- **Work instructions**
Find each line holding the word "content" and give the number of such lines, nothing else.

_ _ _ _

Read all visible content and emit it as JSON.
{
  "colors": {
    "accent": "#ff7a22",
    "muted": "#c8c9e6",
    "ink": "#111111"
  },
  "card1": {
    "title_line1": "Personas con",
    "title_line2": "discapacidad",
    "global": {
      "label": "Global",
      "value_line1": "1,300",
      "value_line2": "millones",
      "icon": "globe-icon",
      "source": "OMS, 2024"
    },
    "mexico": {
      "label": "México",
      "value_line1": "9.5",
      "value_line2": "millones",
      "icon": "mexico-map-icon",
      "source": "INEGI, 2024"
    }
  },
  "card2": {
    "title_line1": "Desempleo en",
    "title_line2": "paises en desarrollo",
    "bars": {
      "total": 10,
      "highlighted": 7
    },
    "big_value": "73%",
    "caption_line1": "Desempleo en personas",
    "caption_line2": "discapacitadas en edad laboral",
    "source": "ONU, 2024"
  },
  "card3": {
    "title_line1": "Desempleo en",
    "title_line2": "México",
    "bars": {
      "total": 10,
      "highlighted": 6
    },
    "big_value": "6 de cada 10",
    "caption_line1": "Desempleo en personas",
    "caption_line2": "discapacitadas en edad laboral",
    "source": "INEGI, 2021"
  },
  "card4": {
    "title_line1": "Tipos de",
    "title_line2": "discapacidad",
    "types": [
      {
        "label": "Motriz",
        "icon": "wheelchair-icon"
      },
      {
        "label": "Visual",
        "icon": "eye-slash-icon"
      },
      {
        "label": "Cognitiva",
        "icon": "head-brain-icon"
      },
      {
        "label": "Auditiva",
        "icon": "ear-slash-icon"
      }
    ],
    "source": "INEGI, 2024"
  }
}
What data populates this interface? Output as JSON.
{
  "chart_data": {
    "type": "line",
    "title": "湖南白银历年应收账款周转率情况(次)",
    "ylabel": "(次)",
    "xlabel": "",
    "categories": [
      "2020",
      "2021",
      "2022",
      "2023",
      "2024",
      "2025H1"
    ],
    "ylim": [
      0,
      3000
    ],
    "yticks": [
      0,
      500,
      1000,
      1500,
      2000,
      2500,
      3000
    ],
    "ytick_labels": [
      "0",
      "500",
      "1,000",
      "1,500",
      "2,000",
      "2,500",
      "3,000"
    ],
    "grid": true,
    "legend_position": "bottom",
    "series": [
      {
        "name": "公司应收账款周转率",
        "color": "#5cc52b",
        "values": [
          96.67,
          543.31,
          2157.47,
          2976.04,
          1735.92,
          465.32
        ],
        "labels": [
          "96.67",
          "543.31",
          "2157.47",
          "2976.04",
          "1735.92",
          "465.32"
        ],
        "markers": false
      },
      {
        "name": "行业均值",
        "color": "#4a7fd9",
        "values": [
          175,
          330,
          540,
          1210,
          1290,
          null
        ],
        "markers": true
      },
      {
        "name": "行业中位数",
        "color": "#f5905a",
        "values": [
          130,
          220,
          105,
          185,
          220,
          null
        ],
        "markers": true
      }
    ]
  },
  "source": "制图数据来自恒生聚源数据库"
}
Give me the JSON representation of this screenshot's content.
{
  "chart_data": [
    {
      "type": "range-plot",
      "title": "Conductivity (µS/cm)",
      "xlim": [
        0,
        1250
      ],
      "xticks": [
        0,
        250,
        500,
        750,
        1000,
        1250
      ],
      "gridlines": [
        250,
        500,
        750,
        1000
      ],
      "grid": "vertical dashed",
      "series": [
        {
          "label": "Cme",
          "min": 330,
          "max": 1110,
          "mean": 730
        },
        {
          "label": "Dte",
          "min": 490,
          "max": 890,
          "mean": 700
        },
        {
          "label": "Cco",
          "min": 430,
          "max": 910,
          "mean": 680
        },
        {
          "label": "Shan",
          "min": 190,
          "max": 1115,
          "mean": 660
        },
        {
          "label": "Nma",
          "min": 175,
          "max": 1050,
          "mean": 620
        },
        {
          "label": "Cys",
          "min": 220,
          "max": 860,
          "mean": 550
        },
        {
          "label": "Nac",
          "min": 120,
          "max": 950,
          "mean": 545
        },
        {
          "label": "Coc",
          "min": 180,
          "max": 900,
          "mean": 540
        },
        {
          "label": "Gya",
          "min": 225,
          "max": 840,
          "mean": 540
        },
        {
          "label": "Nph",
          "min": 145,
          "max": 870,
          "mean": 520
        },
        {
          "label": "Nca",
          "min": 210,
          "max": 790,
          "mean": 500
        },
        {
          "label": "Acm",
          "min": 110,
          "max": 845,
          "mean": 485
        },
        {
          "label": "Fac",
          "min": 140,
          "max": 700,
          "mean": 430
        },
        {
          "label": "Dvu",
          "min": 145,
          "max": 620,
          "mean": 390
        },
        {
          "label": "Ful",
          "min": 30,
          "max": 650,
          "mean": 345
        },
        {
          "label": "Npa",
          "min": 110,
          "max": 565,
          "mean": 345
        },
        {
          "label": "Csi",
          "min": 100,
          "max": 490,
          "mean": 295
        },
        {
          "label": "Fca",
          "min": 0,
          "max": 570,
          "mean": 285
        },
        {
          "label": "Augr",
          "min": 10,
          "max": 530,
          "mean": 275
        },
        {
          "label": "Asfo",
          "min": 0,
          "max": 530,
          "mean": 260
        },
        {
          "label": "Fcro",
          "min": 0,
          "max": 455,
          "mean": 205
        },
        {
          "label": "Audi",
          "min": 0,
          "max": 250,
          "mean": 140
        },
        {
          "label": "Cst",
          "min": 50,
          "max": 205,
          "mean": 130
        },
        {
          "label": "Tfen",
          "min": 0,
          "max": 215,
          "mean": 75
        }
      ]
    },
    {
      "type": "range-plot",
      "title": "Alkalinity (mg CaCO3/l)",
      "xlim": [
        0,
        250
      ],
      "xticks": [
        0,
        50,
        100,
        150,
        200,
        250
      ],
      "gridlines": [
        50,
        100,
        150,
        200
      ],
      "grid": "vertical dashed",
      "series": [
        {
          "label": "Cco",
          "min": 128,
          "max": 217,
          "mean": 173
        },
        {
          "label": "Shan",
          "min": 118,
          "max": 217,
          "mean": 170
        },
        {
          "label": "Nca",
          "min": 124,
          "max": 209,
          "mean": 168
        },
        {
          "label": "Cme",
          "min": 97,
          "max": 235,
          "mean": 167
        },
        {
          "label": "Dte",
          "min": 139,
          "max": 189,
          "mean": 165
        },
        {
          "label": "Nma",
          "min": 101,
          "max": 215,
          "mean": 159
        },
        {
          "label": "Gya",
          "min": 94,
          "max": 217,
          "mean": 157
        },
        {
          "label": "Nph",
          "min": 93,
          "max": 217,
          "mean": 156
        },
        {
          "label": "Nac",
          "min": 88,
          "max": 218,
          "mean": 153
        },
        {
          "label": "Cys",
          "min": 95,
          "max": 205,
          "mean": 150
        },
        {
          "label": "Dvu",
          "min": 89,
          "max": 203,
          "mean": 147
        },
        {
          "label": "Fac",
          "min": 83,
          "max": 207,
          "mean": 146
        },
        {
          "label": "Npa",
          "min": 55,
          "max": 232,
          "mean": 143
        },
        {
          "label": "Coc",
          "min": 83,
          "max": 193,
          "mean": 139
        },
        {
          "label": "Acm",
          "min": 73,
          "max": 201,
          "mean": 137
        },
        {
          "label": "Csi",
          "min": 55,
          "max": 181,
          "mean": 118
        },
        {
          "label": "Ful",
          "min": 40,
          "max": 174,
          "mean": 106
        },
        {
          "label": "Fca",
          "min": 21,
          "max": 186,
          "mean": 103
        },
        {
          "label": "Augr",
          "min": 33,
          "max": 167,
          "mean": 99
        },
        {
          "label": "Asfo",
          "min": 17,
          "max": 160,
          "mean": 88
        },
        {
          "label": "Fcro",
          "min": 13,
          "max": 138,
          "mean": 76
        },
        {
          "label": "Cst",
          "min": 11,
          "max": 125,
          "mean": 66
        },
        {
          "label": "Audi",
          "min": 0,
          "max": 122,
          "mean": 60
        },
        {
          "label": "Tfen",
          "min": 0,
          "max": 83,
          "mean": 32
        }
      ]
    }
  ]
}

_ _ _ _

- **Exercise solution**
2